● About this exercise: The entries follow. Please return all of them exactly.

● Data listing:
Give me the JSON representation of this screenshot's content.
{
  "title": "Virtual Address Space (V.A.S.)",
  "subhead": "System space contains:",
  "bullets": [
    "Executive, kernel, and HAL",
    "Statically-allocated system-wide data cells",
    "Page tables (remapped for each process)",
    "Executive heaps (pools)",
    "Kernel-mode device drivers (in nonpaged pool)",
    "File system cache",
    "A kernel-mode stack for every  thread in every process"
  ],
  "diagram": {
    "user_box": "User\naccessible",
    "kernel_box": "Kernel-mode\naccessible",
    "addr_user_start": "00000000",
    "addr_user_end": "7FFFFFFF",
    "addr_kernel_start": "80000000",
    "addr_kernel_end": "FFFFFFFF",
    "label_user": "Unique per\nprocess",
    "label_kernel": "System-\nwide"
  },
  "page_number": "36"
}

● Output for this exercise:
Give me the JSON representation of this screenshot's content.
{
  "title": "Virtual Address Space (V.A.S.)",
  "subhead": "System space contains:",
  "bullets": [
    "Executive, kernel, and HAL",
    "Statically-allocated system-wide data cells",
    "Page tables (remapped for each process)",
    "Executive heaps (pools)",
    "Kernel-mode device drivers (in nonpaged pool)",
    "File system cache",
    "A kernel-mode stack for every  thread in every process"
  ],
  "diagram": {
    "user_box": "User\naccessible",
    "kernel_box": "Kernel-mode\naccessible",
    "addr_user_start": "00000000",
    "addr_user_end": "7FFFFFFF",
    "addr_kernel_start": "80000000",
    "addr_kernel_end": "FFFFFFFF",
    "label_user": "Unique per\nprocess",
    "label_kernel": "System-\nwide"
  },
  "page_number": "36"
}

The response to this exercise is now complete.